DESCRIPTION OF THE TASK: Find the line containing "What text is on this page?". Reproduce it and every line after it up to the end of the records, exactly as written.

DATA TO USE:
╔══

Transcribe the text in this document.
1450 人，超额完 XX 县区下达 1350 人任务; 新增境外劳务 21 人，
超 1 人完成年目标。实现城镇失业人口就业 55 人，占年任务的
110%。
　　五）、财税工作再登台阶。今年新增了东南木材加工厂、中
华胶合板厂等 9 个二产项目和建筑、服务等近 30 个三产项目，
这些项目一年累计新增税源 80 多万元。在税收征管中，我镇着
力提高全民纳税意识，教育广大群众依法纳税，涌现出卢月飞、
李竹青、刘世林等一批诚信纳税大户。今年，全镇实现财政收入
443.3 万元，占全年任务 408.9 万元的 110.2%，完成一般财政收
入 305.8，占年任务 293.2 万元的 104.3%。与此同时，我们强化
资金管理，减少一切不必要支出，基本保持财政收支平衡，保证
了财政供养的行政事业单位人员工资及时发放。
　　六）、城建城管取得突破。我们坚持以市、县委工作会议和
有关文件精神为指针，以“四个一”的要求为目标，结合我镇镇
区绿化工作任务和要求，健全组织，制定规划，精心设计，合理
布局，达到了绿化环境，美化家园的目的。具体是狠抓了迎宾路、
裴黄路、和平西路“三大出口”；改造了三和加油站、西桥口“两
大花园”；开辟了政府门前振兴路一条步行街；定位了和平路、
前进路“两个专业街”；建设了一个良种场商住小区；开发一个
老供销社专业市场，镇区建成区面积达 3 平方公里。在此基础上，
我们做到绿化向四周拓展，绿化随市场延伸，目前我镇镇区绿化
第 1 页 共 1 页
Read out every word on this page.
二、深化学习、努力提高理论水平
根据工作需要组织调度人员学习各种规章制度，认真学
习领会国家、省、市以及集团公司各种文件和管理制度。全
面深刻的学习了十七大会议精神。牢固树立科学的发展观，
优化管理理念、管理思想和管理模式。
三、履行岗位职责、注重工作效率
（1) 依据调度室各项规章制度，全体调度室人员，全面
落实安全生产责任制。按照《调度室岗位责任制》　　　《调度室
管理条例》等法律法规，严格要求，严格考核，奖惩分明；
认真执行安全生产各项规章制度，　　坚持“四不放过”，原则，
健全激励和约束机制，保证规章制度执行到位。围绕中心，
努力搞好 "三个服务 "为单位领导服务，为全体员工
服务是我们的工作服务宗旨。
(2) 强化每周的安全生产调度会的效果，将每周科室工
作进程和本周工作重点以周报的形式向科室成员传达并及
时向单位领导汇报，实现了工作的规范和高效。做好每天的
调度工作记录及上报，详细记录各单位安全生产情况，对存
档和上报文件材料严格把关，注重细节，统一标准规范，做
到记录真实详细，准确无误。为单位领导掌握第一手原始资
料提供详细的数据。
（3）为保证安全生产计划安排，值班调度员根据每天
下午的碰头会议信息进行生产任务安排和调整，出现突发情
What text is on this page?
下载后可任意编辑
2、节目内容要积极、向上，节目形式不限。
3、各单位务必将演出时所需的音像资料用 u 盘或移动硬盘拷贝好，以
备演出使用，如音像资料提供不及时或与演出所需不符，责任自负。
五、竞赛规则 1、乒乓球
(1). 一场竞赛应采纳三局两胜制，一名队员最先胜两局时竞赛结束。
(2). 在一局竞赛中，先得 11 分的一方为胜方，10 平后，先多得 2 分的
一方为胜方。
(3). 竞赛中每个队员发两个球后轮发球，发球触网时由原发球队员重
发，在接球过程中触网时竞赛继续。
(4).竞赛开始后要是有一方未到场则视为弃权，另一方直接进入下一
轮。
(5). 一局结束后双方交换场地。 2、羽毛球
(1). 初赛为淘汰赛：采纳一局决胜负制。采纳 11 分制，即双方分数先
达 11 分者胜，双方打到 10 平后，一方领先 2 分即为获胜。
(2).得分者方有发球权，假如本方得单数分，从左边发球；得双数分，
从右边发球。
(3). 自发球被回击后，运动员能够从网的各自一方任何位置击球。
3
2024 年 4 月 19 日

╚══

RESPONSE:
What text is on this page?
下载后可任意编辑
2、节目内容要积极、向上，节目形式不限。
3、各单位务必将演出时所需的音像资料用 u 盘或移动硬盘拷贝好，以
备演出使用，如音像资料提供不及时或与演出所需不符，责任自负。
五、竞赛规则 1、乒乓球
(1). 一场竞赛应采纳三局两胜制，一名队员最先胜两局时竞赛结束。
(2). 在一局竞赛中，先得 11 分的一方为胜方，10 平后，先多得 2 分的
一方为胜方。
(3). 竞赛中每个队员发两个球后轮发球，发球触网时由原发球队员重
发，在接球过程中触网时竞赛继续。
(4).竞赛开始后要是有一方未到场则视为弃权，另一方直接进入下一
轮。
(5). 一局结束后双方交换场地。 2、羽毛球
(1). 初赛为淘汰赛：采纳一局决胜负制。采纳 11 分制，即双方分数先
达 11 分者胜，双方打到 10 平后，一方领先 2 分即为获胜。
(2).得分者方有发球权，假如本方得单数分，从左边发球；得双数分，
从右边发球。
(3). 自发球被回击后，运动员能够从网的各自一方任何位置击球。
3
2024 年 4 月 19 日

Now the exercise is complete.